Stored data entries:
** start **
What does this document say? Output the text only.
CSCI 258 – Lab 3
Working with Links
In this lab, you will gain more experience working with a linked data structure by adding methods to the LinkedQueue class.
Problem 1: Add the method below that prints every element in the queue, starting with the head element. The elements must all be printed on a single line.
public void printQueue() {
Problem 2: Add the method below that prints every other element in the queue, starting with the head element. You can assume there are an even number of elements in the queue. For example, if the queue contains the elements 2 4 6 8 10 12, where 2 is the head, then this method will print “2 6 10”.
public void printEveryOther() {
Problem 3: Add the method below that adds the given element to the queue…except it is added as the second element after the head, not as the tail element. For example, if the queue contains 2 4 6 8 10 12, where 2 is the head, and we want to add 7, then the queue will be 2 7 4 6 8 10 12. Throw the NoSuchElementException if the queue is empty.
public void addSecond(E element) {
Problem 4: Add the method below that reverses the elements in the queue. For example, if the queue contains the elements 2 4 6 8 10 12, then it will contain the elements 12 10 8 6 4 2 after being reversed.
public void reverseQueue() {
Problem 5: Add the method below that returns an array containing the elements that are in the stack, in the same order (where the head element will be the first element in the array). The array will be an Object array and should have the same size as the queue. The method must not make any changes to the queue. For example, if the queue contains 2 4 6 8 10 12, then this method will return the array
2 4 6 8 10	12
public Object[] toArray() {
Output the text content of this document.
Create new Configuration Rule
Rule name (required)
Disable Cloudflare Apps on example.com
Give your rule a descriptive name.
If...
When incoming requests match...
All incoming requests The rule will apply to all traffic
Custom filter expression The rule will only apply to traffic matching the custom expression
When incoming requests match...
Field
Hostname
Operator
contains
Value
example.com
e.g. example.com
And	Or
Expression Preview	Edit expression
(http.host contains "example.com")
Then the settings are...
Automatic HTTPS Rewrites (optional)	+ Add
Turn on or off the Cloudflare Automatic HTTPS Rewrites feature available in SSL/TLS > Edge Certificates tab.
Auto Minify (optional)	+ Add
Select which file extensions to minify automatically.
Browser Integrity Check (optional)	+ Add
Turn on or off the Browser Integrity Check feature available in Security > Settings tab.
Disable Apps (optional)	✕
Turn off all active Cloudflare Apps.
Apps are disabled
** end **
## Short problem
Exactly as written, please output every entry.

## Expected output
What does this document say? Output the text only.
CSCI 258 – Lab 3
Working with Links
In this lab, you will gain more experience working with a linked data structure by adding methods to the LinkedQueue class.
Problem 1: Add the method below that prints every element in the queue, starting with the head element. The elements must all be printed on a single line.
public void printQueue() {
Problem 2: Add the method below that prints every other element in the queue, starting with the head element. You can assume there are an even number of elements in the queue. For example, if the queue contains the elements 2 4 6 8 10 12, where 2 is the head, then this method will print “2 6 10”.
public void printEveryOther() {
Problem 3: Add the method below that adds the given element to the queue…except it is added as the second element after the head, not as the tail element. For example, if the queue contains 2 4 6 8 10 12, where 2 is the head, and we want to add 7, then the queue will be 2 7 4 6 8 10 12. Throw the NoSuchElementException if the queue is empty.
public void addSecond(E element) {
Problem 4: Add the method below that reverses the elements in the queue. For example, if the queue contains the elements 2 4 6 8 10 12, then it will contain the elements 12 10 8 6 4 2 after being reversed.
public void reverseQueue() {
Problem 5: Add the method below that returns an array containing the elements that are in the stack, in the same order (where the head element will be the first element in the array). The array will be an Object array and should have the same size as the queue. The method must not make any changes to the queue. For example, if the queue contains 2 4 6 8 10 12, then this method will return the array
2 4 6 8 10	12
public Object[] toArray() {
Output the text content of this document.
Create new Configuration Rule
Rule name (required)
Disable Cloudflare Apps on example.com
Give your rule a descriptive name.
If...
When incoming requests match...
All incoming requests The rule will apply to all traffic
Custom filter expression The rule will only apply to traffic matching the custom expression
When incoming requests match...
Field
Hostname
Operator
contains
Value
example.com
e.g. example.com
And	Or
Expression Preview	Edit expression
(http.host contains "example.com")
Then the settings are...
Automatic HTTPS Rewrites (optional)	+ Add
Turn on or off the Cloudflare Automatic HTTPS Rewrites feature available in SSL/TLS > Edge Certificates tab.
Auto Minify (optional)	+ Add
Select which file extensions to minify automatically.
Browser Integrity Check (optional)	+ Add
Turn on or off the Browser Integrity Check feature available in Security > Settings tab.
Disable Apps (optional)	✕
Turn off all active Cloudflare Apps.
Apps are disabled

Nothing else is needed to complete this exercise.